| Task to carry out |
Find and return each line containing "name".

** START Information given **

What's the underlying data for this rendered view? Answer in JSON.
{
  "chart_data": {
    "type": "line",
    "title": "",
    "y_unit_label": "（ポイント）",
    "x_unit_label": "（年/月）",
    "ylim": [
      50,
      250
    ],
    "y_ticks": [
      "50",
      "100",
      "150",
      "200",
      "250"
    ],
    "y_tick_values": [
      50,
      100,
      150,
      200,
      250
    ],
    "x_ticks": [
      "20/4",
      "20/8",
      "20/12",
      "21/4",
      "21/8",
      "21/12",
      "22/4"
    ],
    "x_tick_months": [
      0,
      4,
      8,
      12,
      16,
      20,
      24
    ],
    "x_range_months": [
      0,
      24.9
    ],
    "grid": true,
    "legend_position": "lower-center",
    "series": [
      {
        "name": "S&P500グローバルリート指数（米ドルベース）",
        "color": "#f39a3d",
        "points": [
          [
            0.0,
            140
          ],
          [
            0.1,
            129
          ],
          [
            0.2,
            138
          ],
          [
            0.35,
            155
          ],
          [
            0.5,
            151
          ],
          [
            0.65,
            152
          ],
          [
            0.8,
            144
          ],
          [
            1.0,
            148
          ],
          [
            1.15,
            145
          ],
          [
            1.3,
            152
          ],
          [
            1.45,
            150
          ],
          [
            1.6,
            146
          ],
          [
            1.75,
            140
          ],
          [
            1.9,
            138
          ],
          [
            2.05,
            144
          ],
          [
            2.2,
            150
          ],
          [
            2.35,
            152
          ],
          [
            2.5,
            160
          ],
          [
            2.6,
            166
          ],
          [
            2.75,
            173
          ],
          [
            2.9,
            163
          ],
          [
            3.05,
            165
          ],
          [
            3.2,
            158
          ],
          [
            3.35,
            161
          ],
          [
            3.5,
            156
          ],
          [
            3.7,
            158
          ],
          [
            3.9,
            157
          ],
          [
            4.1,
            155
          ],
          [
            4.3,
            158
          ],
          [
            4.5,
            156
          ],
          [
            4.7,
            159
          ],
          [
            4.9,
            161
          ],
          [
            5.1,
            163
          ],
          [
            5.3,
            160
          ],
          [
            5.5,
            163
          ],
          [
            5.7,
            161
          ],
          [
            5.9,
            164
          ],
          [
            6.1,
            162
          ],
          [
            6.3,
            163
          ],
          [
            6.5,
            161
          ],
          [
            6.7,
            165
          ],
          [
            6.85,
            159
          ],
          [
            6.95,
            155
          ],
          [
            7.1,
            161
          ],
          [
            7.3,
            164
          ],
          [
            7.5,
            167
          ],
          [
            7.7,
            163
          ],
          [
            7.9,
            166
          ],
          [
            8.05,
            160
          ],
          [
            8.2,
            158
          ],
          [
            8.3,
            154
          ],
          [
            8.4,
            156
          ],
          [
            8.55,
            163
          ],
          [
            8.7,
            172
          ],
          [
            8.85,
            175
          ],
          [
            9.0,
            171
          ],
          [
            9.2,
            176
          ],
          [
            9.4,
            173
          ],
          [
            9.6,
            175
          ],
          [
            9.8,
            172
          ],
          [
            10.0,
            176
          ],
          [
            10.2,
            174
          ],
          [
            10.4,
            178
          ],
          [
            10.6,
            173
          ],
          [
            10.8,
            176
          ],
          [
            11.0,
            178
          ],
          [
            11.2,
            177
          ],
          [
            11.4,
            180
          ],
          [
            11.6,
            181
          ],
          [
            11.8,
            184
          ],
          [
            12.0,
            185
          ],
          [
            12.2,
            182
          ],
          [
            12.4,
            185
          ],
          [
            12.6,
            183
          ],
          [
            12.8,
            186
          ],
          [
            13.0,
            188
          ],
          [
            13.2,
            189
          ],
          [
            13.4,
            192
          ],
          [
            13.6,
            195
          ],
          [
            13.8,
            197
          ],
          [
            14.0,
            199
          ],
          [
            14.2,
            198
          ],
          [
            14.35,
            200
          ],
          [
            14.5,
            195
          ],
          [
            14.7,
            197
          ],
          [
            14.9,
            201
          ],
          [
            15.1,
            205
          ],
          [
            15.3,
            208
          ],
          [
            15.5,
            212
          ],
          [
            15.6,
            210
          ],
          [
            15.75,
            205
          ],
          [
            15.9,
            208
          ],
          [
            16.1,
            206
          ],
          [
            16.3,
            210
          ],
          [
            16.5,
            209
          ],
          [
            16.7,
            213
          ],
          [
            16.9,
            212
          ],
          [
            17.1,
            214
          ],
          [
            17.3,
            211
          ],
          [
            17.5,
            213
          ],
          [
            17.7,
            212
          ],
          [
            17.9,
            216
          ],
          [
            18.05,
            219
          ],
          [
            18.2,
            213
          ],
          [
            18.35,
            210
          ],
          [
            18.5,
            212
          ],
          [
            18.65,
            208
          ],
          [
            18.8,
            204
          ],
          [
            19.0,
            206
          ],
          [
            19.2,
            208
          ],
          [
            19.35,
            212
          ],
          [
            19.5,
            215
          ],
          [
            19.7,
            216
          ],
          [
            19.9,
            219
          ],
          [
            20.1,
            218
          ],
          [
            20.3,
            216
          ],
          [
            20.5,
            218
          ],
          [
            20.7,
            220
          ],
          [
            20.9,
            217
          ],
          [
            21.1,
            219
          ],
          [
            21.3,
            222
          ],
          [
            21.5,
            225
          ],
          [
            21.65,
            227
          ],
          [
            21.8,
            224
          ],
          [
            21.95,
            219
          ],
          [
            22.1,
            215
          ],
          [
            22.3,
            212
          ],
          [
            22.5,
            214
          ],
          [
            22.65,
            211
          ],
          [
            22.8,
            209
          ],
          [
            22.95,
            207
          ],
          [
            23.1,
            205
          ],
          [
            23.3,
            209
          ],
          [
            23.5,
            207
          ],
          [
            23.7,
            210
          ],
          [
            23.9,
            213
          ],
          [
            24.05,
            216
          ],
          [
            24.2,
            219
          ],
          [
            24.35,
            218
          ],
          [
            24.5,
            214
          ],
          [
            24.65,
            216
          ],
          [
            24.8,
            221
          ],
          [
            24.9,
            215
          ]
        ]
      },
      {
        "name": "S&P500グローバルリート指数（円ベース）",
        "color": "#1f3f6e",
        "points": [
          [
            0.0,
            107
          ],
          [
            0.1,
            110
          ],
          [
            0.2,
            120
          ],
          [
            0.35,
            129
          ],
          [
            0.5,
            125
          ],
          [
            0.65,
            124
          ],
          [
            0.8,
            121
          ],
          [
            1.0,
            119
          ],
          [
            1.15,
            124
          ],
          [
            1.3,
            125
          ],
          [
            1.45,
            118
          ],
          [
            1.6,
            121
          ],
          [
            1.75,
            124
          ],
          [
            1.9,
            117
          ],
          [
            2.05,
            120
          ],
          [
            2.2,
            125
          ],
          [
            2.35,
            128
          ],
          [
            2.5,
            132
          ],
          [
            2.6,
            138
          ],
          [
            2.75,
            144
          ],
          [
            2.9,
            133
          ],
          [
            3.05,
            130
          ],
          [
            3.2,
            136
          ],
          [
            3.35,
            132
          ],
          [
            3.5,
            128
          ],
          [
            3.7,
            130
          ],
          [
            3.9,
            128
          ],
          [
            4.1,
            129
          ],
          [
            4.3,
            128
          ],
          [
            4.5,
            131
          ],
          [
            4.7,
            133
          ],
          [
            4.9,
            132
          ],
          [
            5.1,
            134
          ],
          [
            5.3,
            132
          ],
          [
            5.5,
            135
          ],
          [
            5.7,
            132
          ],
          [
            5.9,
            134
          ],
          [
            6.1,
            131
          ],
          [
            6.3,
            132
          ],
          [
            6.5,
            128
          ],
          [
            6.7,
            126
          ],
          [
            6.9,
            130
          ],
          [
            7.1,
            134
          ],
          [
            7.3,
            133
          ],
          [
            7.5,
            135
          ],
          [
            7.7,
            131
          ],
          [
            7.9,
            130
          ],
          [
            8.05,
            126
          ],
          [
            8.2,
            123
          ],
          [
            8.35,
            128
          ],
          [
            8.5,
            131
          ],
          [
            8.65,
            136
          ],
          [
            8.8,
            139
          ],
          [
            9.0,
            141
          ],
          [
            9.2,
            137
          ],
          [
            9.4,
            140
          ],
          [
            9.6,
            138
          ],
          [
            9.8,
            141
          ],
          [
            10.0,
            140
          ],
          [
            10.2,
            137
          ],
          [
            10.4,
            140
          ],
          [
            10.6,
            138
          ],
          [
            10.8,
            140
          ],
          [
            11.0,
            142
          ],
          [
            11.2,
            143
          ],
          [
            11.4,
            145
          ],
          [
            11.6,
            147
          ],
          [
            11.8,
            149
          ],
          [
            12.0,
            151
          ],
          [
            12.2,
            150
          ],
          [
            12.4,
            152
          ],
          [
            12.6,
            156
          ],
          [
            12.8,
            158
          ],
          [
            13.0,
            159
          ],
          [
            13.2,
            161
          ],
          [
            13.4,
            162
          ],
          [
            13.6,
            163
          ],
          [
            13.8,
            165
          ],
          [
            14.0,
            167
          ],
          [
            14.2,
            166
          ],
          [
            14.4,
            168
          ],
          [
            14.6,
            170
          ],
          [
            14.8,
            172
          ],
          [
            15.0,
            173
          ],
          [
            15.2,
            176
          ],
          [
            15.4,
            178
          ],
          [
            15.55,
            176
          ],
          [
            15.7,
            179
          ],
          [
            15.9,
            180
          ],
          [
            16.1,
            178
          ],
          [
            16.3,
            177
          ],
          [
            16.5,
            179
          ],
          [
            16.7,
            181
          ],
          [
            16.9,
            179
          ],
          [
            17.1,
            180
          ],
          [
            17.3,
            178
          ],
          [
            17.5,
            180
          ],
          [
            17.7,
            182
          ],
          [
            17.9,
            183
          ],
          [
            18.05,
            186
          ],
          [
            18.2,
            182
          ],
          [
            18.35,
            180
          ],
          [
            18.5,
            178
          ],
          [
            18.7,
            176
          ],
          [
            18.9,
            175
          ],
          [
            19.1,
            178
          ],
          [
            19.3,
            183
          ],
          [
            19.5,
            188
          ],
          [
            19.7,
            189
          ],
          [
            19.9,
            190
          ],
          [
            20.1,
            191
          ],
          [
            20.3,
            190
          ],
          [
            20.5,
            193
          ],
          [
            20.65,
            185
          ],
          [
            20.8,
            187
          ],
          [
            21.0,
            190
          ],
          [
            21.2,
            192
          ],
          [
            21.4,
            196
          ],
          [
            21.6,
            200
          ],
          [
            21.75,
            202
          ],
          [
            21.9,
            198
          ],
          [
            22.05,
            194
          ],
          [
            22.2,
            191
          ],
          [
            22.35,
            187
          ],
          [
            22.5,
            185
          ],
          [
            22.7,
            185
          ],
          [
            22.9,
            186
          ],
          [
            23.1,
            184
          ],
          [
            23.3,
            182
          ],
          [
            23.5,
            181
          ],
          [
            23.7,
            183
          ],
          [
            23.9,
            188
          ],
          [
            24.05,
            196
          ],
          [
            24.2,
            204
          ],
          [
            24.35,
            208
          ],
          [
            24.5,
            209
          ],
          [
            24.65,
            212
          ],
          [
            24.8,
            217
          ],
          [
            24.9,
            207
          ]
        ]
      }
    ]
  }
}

** END Information given **

| Correct output |
        "name": "S&P500グローバルリート指数（米ドルベース）",
        "name": "S&P500グローバルリート指数（円ベース）",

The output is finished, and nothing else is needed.